____ Listed entries

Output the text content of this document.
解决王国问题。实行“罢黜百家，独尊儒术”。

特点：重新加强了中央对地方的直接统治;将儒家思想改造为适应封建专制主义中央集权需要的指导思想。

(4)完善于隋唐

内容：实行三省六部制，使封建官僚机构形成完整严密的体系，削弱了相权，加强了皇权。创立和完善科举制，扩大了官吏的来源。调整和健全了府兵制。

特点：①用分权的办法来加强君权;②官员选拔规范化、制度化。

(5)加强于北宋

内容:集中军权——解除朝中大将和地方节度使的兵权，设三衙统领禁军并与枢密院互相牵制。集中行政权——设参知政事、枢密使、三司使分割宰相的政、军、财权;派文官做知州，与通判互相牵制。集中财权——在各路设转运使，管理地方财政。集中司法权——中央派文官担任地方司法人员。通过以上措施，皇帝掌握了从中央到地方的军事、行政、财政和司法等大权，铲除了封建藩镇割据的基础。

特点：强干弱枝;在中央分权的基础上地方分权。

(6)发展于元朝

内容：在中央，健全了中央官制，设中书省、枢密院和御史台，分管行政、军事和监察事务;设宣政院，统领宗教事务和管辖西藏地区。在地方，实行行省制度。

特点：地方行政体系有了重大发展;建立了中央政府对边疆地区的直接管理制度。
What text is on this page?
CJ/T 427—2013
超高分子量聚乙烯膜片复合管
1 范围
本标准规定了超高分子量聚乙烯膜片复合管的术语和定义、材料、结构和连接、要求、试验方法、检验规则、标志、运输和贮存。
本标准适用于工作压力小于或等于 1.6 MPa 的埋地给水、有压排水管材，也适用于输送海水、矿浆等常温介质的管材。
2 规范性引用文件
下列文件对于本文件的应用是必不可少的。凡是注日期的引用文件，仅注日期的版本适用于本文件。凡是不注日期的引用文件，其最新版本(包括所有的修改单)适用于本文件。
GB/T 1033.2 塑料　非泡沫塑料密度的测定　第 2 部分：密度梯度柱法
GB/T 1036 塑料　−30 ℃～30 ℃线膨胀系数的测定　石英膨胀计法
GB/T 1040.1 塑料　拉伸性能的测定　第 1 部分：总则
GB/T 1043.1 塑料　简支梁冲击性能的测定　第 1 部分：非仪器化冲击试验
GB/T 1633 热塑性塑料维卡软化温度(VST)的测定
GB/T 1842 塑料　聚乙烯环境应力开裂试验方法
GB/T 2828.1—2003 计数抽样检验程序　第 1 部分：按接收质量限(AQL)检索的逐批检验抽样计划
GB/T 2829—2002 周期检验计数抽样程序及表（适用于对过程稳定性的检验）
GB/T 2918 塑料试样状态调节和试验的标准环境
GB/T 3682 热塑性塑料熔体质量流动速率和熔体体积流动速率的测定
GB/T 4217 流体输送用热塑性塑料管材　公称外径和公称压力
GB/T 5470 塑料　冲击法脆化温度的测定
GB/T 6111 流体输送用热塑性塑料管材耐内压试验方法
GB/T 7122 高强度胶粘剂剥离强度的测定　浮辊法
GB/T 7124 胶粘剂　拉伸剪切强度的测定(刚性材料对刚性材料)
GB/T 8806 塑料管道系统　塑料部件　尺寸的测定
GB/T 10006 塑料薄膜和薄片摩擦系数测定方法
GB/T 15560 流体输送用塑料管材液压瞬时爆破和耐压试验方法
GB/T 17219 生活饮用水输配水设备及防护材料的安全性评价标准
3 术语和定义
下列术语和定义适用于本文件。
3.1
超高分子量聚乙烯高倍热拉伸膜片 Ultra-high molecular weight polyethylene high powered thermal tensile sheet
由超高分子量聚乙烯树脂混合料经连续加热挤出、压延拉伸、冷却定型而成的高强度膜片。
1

________

Description of the task
Transcribe, word for word, every line from the one containing "What text is on this page?" through the final line of the entries, and nothing else.

Solution
What text is on this page?
CJ/T 427—2013
超高分子量聚乙烯膜片复合管
1 范围
本标准规定了超高分子量聚乙烯膜片复合管的术语和定义、材料、结构和连接、要求、试验方法、检验规则、标志、运输和贮存。
本标准适用于工作压力小于或等于 1.6 MPa 的埋地给水、有压排水管材，也适用于输送海水、矿浆等常温介质的管材。
2 规范性引用文件
下列文件对于本文件的应用是必不可少的。凡是注日期的引用文件，仅注日期的版本适用于本文件。凡是不注日期的引用文件，其最新版本(包括所有的修改单)适用于本文件。
GB/T 1033.2 塑料　非泡沫塑料密度的测定　第 2 部分：密度梯度柱法
GB/T 1036 塑料　−30 ℃～30 ℃线膨胀系数的测定　石英膨胀计法
GB/T 1040.1 塑料　拉伸性能的测定　第 1 部分：总则
GB/T 1043.1 塑料　简支梁冲击性能的测定　第 1 部分：非仪器化冲击试验
GB/T 1633 热塑性塑料维卡软化温度(VST)的测定
GB/T 1842 塑料　聚乙烯环境应力开裂试验方法
GB/T 2828.1—2003 计数抽样检验程序　第 1 部分：按接收质量限(AQL)检索的逐批检验抽样计划
GB/T 2829—2002 周期检验计数抽样程序及表（适用于对过程稳定性的检验）
GB/T 2918 塑料试样状态调节和试验的标准环境
GB/T 3682 热塑性塑料熔体质量流动速率和熔体体积流动速率的测定
GB/T 4217 流体输送用热塑性塑料管材　公称外径和公称压力
GB/T 5470 塑料　冲击法脆化温度的测定
GB/T 6111 流体输送用热塑性塑料管材耐内压试验方法
GB/T 7122 高强度胶粘剂剥离强度的测定　浮辊法
GB/T 7124 胶粘剂　拉伸剪切强度的测定(刚性材料对刚性材料)
GB/T 8806 塑料管道系统　塑料部件　尺寸的测定
GB/T 10006 塑料薄膜和薄片摩擦系数测定方法
GB/T 15560 流体输送用塑料管材液压瞬时爆破和耐压试验方法
GB/T 17219 生活饮用水输配水设备及防护材料的安全性评价标准
3 术语和定义
下列术语和定义适用于本文件。
3.1
超高分子量聚乙烯高倍热拉伸膜片 Ultra-high molecular weight polyethylene high powered thermal tensile sheet
由超高分子量聚乙烯树脂混合料经连续加热挤出、压延拉伸、冷却定型而成的高强度膜片。
1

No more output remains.